**SHORT EXERCISE:** Print each line exactly as it is given.

**SOURCE MATERIAL:**
+++

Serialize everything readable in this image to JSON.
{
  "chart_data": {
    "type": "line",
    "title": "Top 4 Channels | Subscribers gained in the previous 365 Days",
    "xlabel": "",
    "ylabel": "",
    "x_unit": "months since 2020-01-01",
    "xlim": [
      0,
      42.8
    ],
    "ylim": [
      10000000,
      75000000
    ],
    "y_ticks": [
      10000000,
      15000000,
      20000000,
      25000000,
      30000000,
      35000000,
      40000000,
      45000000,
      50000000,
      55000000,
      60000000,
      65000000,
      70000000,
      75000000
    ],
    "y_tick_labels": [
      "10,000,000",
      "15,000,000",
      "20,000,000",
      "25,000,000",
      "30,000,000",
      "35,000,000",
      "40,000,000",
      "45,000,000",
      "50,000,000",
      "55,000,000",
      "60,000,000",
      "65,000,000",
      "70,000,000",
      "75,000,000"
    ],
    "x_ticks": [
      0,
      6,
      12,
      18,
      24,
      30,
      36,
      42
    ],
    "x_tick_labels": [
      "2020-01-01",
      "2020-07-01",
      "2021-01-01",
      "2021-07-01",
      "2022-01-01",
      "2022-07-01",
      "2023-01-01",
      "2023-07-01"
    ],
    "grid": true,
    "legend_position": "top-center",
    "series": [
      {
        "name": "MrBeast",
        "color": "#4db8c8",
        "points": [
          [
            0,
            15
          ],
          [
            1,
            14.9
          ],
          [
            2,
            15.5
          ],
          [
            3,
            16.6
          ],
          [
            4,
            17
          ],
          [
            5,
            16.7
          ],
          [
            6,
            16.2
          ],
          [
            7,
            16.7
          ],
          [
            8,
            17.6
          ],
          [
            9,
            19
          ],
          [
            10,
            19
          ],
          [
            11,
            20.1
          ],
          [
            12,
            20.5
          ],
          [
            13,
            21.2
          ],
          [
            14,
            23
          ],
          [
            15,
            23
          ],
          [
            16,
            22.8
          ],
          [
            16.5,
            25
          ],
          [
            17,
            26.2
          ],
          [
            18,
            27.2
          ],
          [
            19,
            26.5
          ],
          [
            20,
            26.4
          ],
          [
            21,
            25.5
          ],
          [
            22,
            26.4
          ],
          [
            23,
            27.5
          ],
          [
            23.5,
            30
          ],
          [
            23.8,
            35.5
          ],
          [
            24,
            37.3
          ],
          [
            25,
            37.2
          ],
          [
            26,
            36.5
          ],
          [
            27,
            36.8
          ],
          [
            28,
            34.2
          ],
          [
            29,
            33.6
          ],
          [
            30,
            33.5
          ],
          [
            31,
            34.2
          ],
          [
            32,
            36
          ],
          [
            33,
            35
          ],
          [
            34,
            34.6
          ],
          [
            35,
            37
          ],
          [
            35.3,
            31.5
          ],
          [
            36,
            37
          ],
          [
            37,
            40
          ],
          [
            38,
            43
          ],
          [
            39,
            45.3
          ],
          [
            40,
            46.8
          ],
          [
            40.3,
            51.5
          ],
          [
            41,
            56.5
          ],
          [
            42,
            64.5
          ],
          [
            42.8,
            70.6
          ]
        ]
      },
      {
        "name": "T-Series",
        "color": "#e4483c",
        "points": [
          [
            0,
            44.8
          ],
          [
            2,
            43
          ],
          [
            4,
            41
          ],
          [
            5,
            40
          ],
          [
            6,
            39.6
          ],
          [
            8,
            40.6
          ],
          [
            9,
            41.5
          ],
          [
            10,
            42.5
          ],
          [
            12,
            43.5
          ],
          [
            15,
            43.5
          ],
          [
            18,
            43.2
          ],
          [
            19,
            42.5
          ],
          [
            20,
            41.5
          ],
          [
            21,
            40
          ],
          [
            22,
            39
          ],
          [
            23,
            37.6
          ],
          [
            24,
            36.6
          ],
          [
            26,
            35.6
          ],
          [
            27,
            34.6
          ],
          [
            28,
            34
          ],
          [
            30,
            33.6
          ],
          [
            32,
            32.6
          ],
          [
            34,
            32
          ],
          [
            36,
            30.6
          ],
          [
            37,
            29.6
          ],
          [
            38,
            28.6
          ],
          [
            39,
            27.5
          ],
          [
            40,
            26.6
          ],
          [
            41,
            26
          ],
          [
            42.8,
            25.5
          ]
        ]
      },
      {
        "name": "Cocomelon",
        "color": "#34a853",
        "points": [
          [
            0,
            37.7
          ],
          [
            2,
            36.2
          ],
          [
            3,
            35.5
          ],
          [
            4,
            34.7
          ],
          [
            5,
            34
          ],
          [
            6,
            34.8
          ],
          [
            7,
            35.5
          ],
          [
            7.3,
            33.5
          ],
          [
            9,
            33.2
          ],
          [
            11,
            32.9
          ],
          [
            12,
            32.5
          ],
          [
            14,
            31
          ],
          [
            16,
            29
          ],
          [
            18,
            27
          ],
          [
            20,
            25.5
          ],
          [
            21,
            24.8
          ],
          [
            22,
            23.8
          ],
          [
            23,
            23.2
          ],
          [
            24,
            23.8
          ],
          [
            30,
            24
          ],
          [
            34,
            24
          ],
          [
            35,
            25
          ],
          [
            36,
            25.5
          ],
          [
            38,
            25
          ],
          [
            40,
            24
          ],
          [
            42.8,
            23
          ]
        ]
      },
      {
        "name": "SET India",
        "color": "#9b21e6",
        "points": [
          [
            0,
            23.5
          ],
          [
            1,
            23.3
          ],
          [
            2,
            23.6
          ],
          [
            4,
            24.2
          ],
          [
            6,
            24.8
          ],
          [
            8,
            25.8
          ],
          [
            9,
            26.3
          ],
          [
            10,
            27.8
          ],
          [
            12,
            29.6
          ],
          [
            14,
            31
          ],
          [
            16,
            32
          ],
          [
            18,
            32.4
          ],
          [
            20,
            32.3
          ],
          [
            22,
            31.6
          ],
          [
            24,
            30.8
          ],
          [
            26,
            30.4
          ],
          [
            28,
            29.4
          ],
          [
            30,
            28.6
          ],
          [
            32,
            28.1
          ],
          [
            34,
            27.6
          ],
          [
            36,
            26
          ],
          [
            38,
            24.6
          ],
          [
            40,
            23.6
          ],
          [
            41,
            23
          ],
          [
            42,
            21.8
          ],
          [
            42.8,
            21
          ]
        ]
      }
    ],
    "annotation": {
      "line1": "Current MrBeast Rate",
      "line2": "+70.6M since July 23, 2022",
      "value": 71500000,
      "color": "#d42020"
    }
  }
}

+++

**EXERCISE OUTPUT:**
Serialize everything readable in this image to JSON.
{
  "chart_data": {
    "type": "line",
    "title": "Top 4 Channels | Subscribers gained in the previous 365 Days",
    "xlabel": "",
    "ylabel": "",
    "x_unit": "months since 2020-01-01",
    "xlim": [
      0,
      42.8
    ],
    "ylim": [
      10000000,
      75000000
    ],
    "y_ticks": [
      10000000,
      15000000,
      20000000,
      25000000,
      30000000,
      35000000,
      40000000,
      45000000,
      50000000,
      55000000,
      60000000,
      65000000,
      70000000,
      75000000
    ],
    "y_tick_labels": [
      "10,000,000",
      "15,000,000",
      "20,000,000",
      "25,000,000",
      "30,000,000",
      "35,000,000",
      "40,000,000",
      "45,000,000",
      "50,000,000",
      "55,000,000",
      "60,000,000",
      "65,000,000",
      "70,000,000",
      "75,000,000"
    ],
    "x_ticks": [
      0,
      6,
      12,
      18,
      24,
      30,
      36,
      42
    ],
    "x_tick_labels": [
      "2020-01-01",
      "2020-07-01",
      "2021-01-01",
      "2021-07-01",
      "2022-01-01",
      "2022-07-01",
      "2023-01-01",
      "2023-07-01"
    ],
    "grid": true,
    "legend_position": "top-center",
    "series": [
      {
        "name": "MrBeast",
        "color": "#4db8c8",
        "points": [
          [
            0,
            15
          ],
          [
            1,
            14.9
          ],
          [
            2,
            15.5
          ],
          [
            3,
            16.6
          ],
          [
            4,
            17
          ],
          [
            5,
            16.7
          ],
          [
            6,
            16.2
          ],
          [
            7,
            16.7
          ],
          [
            8,
            17.6
          ],
          [
            9,
            19
          ],
          [
            10,
            19
          ],
          [
            11,
            20.1
          ],
          [
            12,
            20.5
          ],
          [
            13,
            21.2
          ],
          [
            14,
            23
          ],
          [
            15,
            23
          ],
          [
            16,
            22.8
          ],
          [
            16.5,
            25
          ],
          [
            17,
            26.2
          ],
          [
            18,
            27.2
          ],
          [
            19,
            26.5
          ],
          [
            20,
            26.4
          ],
          [
            21,
            25.5
          ],
          [
            22,
            26.4
          ],
          [
            23,
            27.5
          ],
          [
            23.5,
            30
          ],
          [
            23.8,
            35.5
          ],
          [
            24,
            37.3
          ],
          [
            25,
            37.2
          ],
          [
            26,
            36.5
          ],
          [
            27,
            36.8
          ],
          [
            28,
            34.2
          ],
          [
            29,
            33.6
          ],
          [
            30,
            33.5
          ],
          [
            31,
            34.2
          ],
          [
            32,
            36
          ],
          [
            33,
            35
          ],
          [
            34,
            34.6
          ],
          [
            35,
            37
          ],
          [
            35.3,
            31.5
          ],
          [
            36,
            37
          ],
          [
            37,
            40
          ],
          [
            38,
            43
          ],
          [
            39,
            45.3
          ],
          [
            40,
            46.8
          ],
          [
            40.3,
            51.5
          ],
          [
            41,
            56.5
          ],
          [
            42,
            64.5
          ],
          [
            42.8,
            70.6
          ]
        ]
      },
      {
        "name": "T-Series",
        "color": "#e4483c",
        "points": [
          [
            0,
            44.8
          ],
          [
            2,
            43
          ],
          [
            4,
            41
          ],
          [
            5,
            40
          ],
          [
            6,
            39.6
          ],
          [
            8,
            40.6
          ],
          [
            9,
            41.5
          ],
          [
            10,
            42.5
          ],
          [
            12,
            43.5
          ],
          [
            15,
            43.5
          ],
          [
            18,
            43.2
          ],
          [
            19,
            42.5
          ],
          [
            20,
            41.5
          ],
          [
            21,
            40
          ],
          [
            22,
            39
          ],
          [
            23,
            37.6
          ],
          [
            24,
            36.6
          ],
          [
            26,
            35.6
          ],
          [
            27,
            34.6
          ],
          [
            28,
            34
          ],
          [
            30,
            33.6
          ],
          [
            32,
            32.6
          ],
          [
            34,
            32
          ],
          [
            36,
            30.6
          ],
          [
            37,
            29.6
          ],
          [
            38,
            28.6
          ],
          [
            39,
            27.5
          ],
          [
            40,
            26.6
          ],
          [
            41,
            26
          ],
          [
            42.8,
            25.5
          ]
        ]
      },
      {
        "name": "Cocomelon",
        "color": "#34a853",
        "points": [
          [
            0,
            37.7
          ],
          [
            2,
            36.2
          ],
          [
            3,
            35.5
          ],
          [
            4,
            34.7
          ],
          [
            5,
            34
          ],
          [
            6,
            34.8
          ],
          [
            7,
            35.5
          ],
          [
            7.3,
            33.5
          ],
          [
            9,
            33.2
          ],
          [
            11,
            32.9
          ],
          [
            12,
            32.5
          ],
          [
            14,
            31
          ],
          [
            16,
            29
          ],
          [
            18,
            27
          ],
          [
            20,
            25.5
          ],
          [
            21,
            24.8
          ],
          [
            22,
            23.8
          ],
          [
            23,
            23.2
          ],
          [
            24,
            23.8
          ],
          [
            30,
            24
          ],
          [
            34,
            24
          ],
          [
            35,
            25
          ],
          [
            36,
            25.5
          ],
          [
            38,
            25
          ],
          [
            40,
            24
          ],
          [
            42.8,
            23
          ]
        ]
      },
      {
        "name": "SET India",
        "color": "#9b21e6",
        "points": [
          [
            0,
            23.5
          ],
          [
            1,
            23.3
          ],
          [
            2,
            23.6
          ],
          [
            4,
            24.2
          ],
          [
            6,
            24.8
          ],
          [
            8,
            25.8
          ],
          [
            9,
            26.3
          ],
          [
            10,
            27.8
          ],
          [
            12,
            29.6
          ],
          [
            14,
            31
          ],
          [
            16,
            32
          ],
          [
            18,
            32.4
          ],
          [
            20,
            32.3
          ],
          [
            22,
            31.6
          ],
          [
            24,
            30.8
          ],
          [
            26,
            30.4
          ],
          [
            28,
            29.4
          ],
          [
            30,
            28.6
          ],
          [
            32,
            28.1
          ],
          [
            34,
            27.6
          ],
          [
            36,
            26
          ],
          [
            38,
            24.6
          ],
          [
            40,
            23.6
          ],
          [
            41,
            23
          ],
          [
            42,
            21.8
          ],
          [
            42.8,
            21
          ]
        ]
      }
    ],
    "annotation": {
      "line1": "Current MrBeast Rate",
      "line2": "+70.6M since July 23, 2022",
      "value": 71500000,
      "color": "#d42020"
    }
  }
}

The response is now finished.